What is expected: Copy every line of the records below that holds the word "articles".
====== Listed entries ======
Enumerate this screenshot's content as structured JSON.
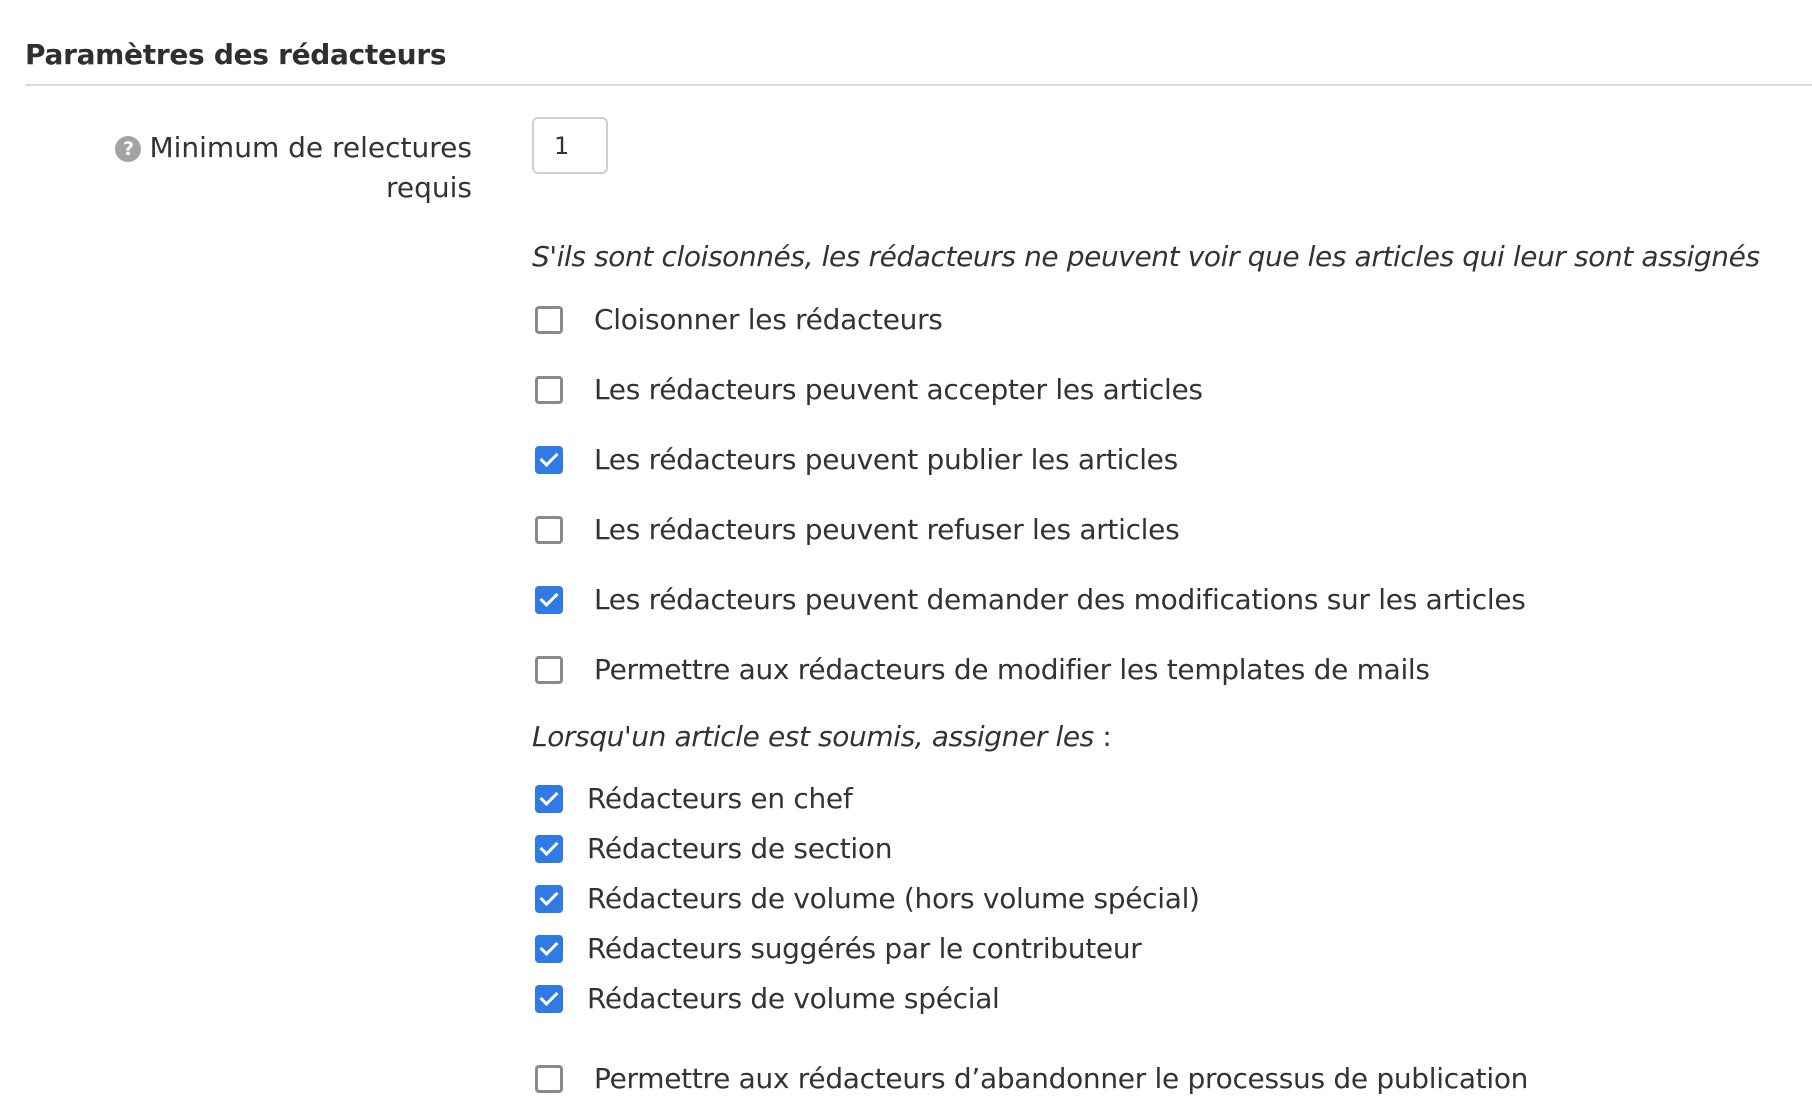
{
  "section": {
    "title": "Paramètres des rédacteurs"
  },
  "min_reviews": {
    "label": "Minimum de relectures requis",
    "value": "1",
    "help_icon": "question-circle-icon"
  },
  "compartment_hint": "S'ils sont cloisonnés, les rédacteurs ne peuvent voir que les articles qui leur sont assignés",
  "permissions": [
    {
      "label": "Cloisonner les rédacteurs",
      "checked": false
    },
    {
      "label": "Les rédacteurs peuvent accepter les articles",
      "checked": false
    },
    {
      "label": "Les rédacteurs peuvent publier les articles",
      "checked": true
    },
    {
      "label": "Les rédacteurs peuvent refuser les articles",
      "checked": false
    },
    {
      "label": "Les rédacteurs peuvent demander des modifications sur les articles",
      "checked": true
    },
    {
      "label": "Permettre aux rédacteurs de modifier les templates de mails",
      "checked": false
    }
  ],
  "assign": {
    "intro": "Lorsqu'un article est soumis, assigner les",
    "suffix": " :",
    "options": [
      {
        "label": "Rédacteurs en chef",
        "checked": true
      },
      {
        "label": "Rédacteurs de section",
        "checked": true
      },
      {
        "label": "Rédacteurs de volume (hors volume spécial)",
        "checked": true
      },
      {
        "label": "Rédacteurs suggérés par le contributeur",
        "checked": true
      },
      {
        "label": "Rédacteurs de volume spécial",
        "checked": true
      }
    ]
  },
  "abandon": {
    "label": "Permettre aux rédacteurs d’abandonner le processus de publication",
    "checked": false
  },
  "colors": {
    "checkbox_checked": "#2f7ae5",
    "checkbox_border": "#8a8a8a",
    "help_icon": "#a3a3a3",
    "divider": "#dcdcdc"
  }
}
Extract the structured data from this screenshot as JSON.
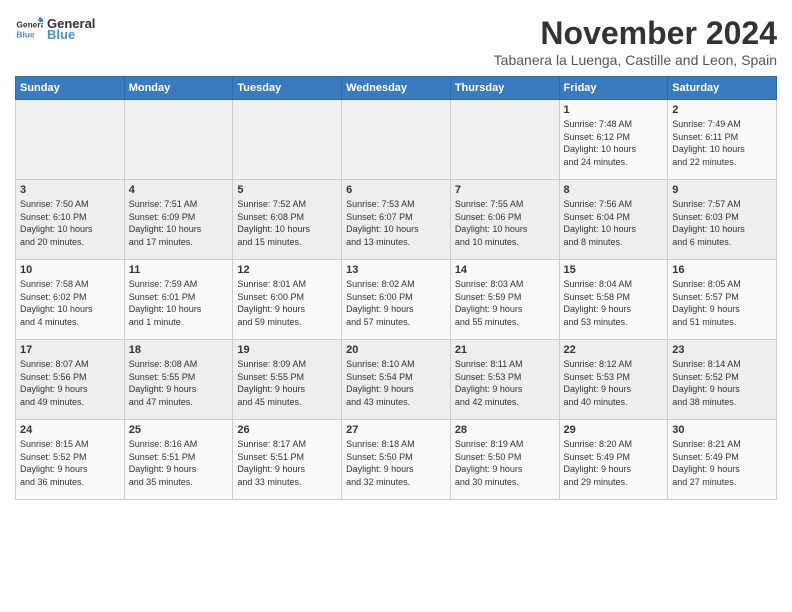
{
  "header": {
    "logo_general": "General",
    "logo_blue": "Blue",
    "month_title": "November 2024",
    "location": "Tabanera la Luenga, Castille and Leon, Spain"
  },
  "weekdays": [
    "Sunday",
    "Monday",
    "Tuesday",
    "Wednesday",
    "Thursday",
    "Friday",
    "Saturday"
  ],
  "weeks": [
    [
      {
        "day": "",
        "info": ""
      },
      {
        "day": "",
        "info": ""
      },
      {
        "day": "",
        "info": ""
      },
      {
        "day": "",
        "info": ""
      },
      {
        "day": "",
        "info": ""
      },
      {
        "day": "1",
        "info": "Sunrise: 7:48 AM\nSunset: 6:12 PM\nDaylight: 10 hours\nand 24 minutes."
      },
      {
        "day": "2",
        "info": "Sunrise: 7:49 AM\nSunset: 6:11 PM\nDaylight: 10 hours\nand 22 minutes."
      }
    ],
    [
      {
        "day": "3",
        "info": "Sunrise: 7:50 AM\nSunset: 6:10 PM\nDaylight: 10 hours\nand 20 minutes."
      },
      {
        "day": "4",
        "info": "Sunrise: 7:51 AM\nSunset: 6:09 PM\nDaylight: 10 hours\nand 17 minutes."
      },
      {
        "day": "5",
        "info": "Sunrise: 7:52 AM\nSunset: 6:08 PM\nDaylight: 10 hours\nand 15 minutes."
      },
      {
        "day": "6",
        "info": "Sunrise: 7:53 AM\nSunset: 6:07 PM\nDaylight: 10 hours\nand 13 minutes."
      },
      {
        "day": "7",
        "info": "Sunrise: 7:55 AM\nSunset: 6:06 PM\nDaylight: 10 hours\nand 10 minutes."
      },
      {
        "day": "8",
        "info": "Sunrise: 7:56 AM\nSunset: 6:04 PM\nDaylight: 10 hours\nand 8 minutes."
      },
      {
        "day": "9",
        "info": "Sunrise: 7:57 AM\nSunset: 6:03 PM\nDaylight: 10 hours\nand 6 minutes."
      }
    ],
    [
      {
        "day": "10",
        "info": "Sunrise: 7:58 AM\nSunset: 6:02 PM\nDaylight: 10 hours\nand 4 minutes."
      },
      {
        "day": "11",
        "info": "Sunrise: 7:59 AM\nSunset: 6:01 PM\nDaylight: 10 hours\nand 1 minute."
      },
      {
        "day": "12",
        "info": "Sunrise: 8:01 AM\nSunset: 6:00 PM\nDaylight: 9 hours\nand 59 minutes."
      },
      {
        "day": "13",
        "info": "Sunrise: 8:02 AM\nSunset: 6:00 PM\nDaylight: 9 hours\nand 57 minutes."
      },
      {
        "day": "14",
        "info": "Sunrise: 8:03 AM\nSunset: 5:59 PM\nDaylight: 9 hours\nand 55 minutes."
      },
      {
        "day": "15",
        "info": "Sunrise: 8:04 AM\nSunset: 5:58 PM\nDaylight: 9 hours\nand 53 minutes."
      },
      {
        "day": "16",
        "info": "Sunrise: 8:05 AM\nSunset: 5:57 PM\nDaylight: 9 hours\nand 51 minutes."
      }
    ],
    [
      {
        "day": "17",
        "info": "Sunrise: 8:07 AM\nSunset: 5:56 PM\nDaylight: 9 hours\nand 49 minutes."
      },
      {
        "day": "18",
        "info": "Sunrise: 8:08 AM\nSunset: 5:55 PM\nDaylight: 9 hours\nand 47 minutes."
      },
      {
        "day": "19",
        "info": "Sunrise: 8:09 AM\nSunset: 5:55 PM\nDaylight: 9 hours\nand 45 minutes."
      },
      {
        "day": "20",
        "info": "Sunrise: 8:10 AM\nSunset: 5:54 PM\nDaylight: 9 hours\nand 43 minutes."
      },
      {
        "day": "21",
        "info": "Sunrise: 8:11 AM\nSunset: 5:53 PM\nDaylight: 9 hours\nand 42 minutes."
      },
      {
        "day": "22",
        "info": "Sunrise: 8:12 AM\nSunset: 5:53 PM\nDaylight: 9 hours\nand 40 minutes."
      },
      {
        "day": "23",
        "info": "Sunrise: 8:14 AM\nSunset: 5:52 PM\nDaylight: 9 hours\nand 38 minutes."
      }
    ],
    [
      {
        "day": "24",
        "info": "Sunrise: 8:15 AM\nSunset: 5:52 PM\nDaylight: 9 hours\nand 36 minutes."
      },
      {
        "day": "25",
        "info": "Sunrise: 8:16 AM\nSunset: 5:51 PM\nDaylight: 9 hours\nand 35 minutes."
      },
      {
        "day": "26",
        "info": "Sunrise: 8:17 AM\nSunset: 5:51 PM\nDaylight: 9 hours\nand 33 minutes."
      },
      {
        "day": "27",
        "info": "Sunrise: 8:18 AM\nSunset: 5:50 PM\nDaylight: 9 hours\nand 32 minutes."
      },
      {
        "day": "28",
        "info": "Sunrise: 8:19 AM\nSunset: 5:50 PM\nDaylight: 9 hours\nand 30 minutes."
      },
      {
        "day": "29",
        "info": "Sunrise: 8:20 AM\nSunset: 5:49 PM\nDaylight: 9 hours\nand 29 minutes."
      },
      {
        "day": "30",
        "info": "Sunrise: 8:21 AM\nSunset: 5:49 PM\nDaylight: 9 hours\nand 27 minutes."
      }
    ]
  ]
}
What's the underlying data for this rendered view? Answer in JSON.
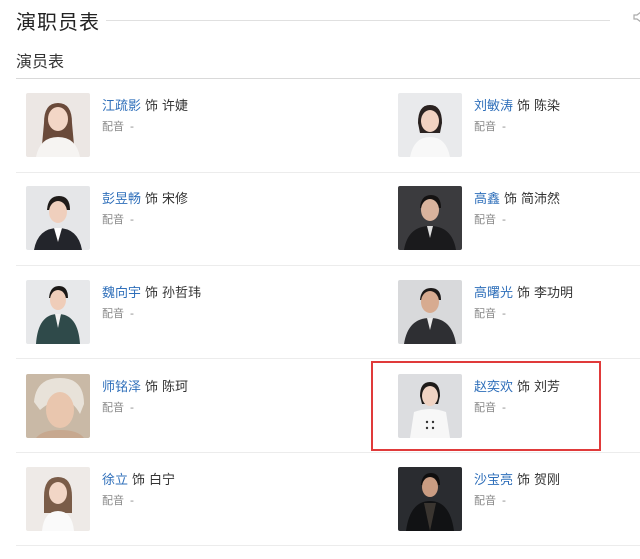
======
Exercise output:
  "compartment_hint": "S'ils sont cloisonnés, les rédacteurs ne peuvent voir que les articles qui leur sont assignés",
      "label": "Les rédacteurs peuvent accepter les articles",
      "label": "Les rédacteurs peuvent publier les articles",
      "label": "Les rédacteurs peuvent refuser les articles",
      "label": "Les rédacteurs peuvent demander des modifications sur les articles",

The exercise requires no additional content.